Task objective >> Check each line of the listing, and copy it if it contains the word "plus".

Collected data entries
^^^^
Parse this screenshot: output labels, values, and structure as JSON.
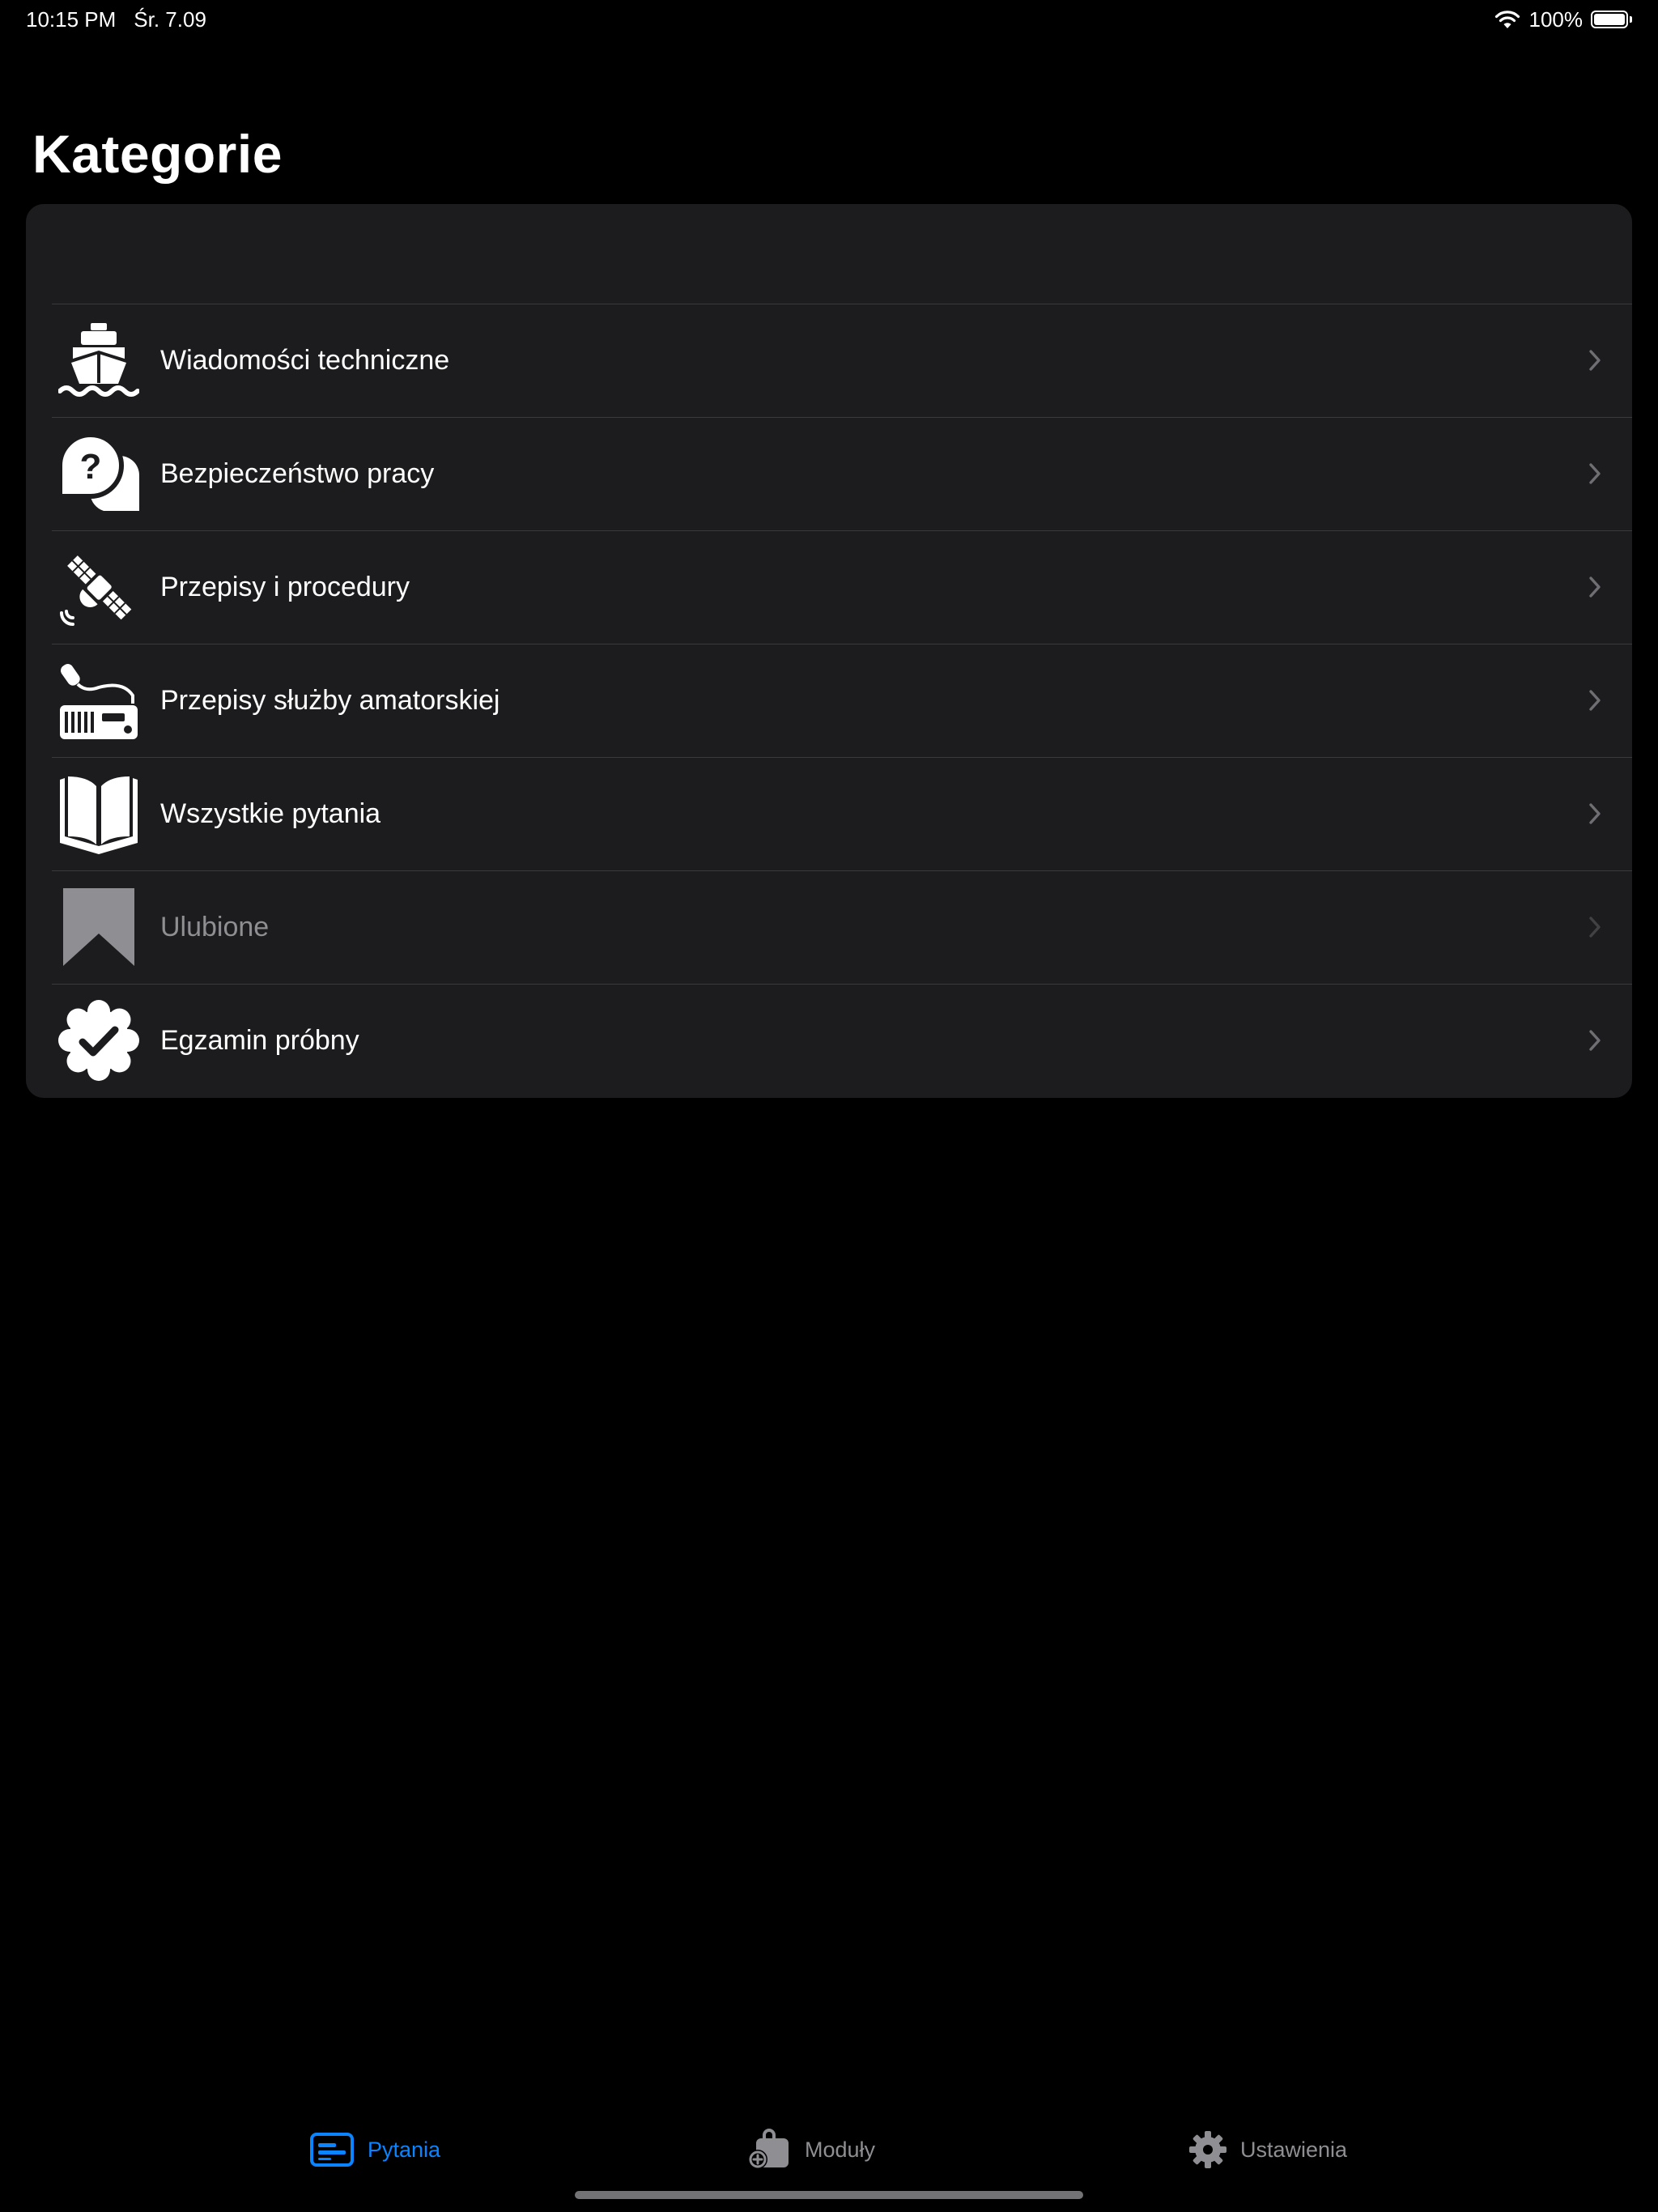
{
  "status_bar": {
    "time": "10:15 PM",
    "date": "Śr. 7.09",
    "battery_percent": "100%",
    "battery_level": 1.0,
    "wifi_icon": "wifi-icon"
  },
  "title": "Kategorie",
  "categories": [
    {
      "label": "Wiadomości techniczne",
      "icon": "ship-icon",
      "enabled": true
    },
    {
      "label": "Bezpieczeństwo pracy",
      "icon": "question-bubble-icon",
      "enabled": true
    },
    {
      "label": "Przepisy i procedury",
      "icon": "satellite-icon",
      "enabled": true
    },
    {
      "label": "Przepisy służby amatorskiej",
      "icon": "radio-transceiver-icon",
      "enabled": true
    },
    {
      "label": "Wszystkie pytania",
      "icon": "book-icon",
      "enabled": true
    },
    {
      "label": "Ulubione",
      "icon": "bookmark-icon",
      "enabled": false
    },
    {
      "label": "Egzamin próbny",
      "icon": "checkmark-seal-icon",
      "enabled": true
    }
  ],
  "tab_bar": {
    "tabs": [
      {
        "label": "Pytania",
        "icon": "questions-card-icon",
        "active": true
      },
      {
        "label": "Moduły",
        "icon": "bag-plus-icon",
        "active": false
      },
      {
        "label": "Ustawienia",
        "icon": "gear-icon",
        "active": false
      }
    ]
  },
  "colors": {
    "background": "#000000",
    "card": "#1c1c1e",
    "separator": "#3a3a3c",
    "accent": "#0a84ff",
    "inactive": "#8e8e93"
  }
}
^^^^
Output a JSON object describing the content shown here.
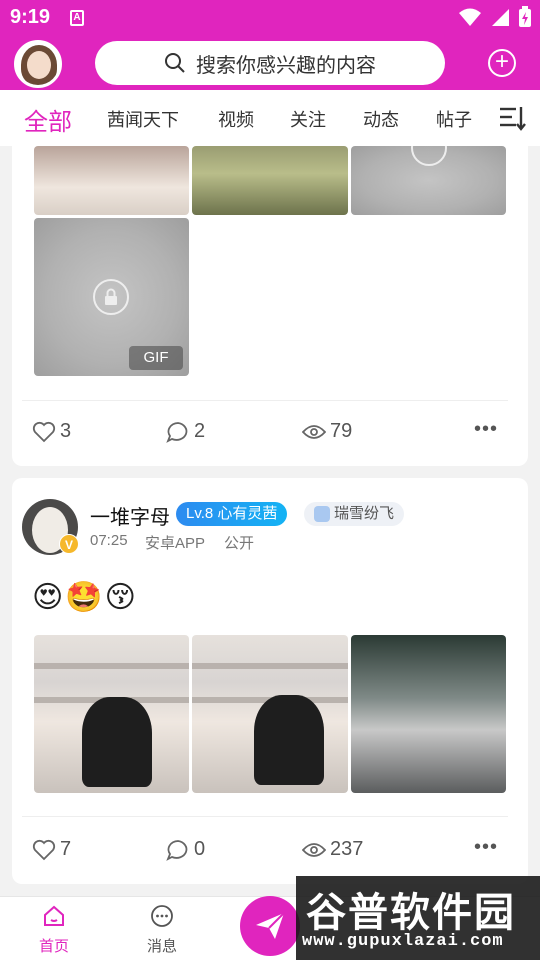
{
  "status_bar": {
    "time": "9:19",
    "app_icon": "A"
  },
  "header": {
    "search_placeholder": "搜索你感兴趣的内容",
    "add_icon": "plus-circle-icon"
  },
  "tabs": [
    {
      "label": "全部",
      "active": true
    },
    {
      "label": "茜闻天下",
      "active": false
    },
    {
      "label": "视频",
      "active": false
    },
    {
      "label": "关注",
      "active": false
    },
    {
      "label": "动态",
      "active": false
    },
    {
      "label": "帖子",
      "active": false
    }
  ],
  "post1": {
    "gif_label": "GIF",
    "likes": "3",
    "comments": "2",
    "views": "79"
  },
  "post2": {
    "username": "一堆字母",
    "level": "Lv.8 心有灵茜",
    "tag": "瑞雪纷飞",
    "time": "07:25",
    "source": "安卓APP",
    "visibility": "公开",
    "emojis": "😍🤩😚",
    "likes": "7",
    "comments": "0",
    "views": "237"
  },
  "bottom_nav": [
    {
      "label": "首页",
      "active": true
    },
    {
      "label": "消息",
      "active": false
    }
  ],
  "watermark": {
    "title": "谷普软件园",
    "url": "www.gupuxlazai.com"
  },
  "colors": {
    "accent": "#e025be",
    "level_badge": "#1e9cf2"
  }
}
^^^^
Output for this task >>
        "icon": "bag-plus-icon",
    "add_icon": "plus-circle-icon"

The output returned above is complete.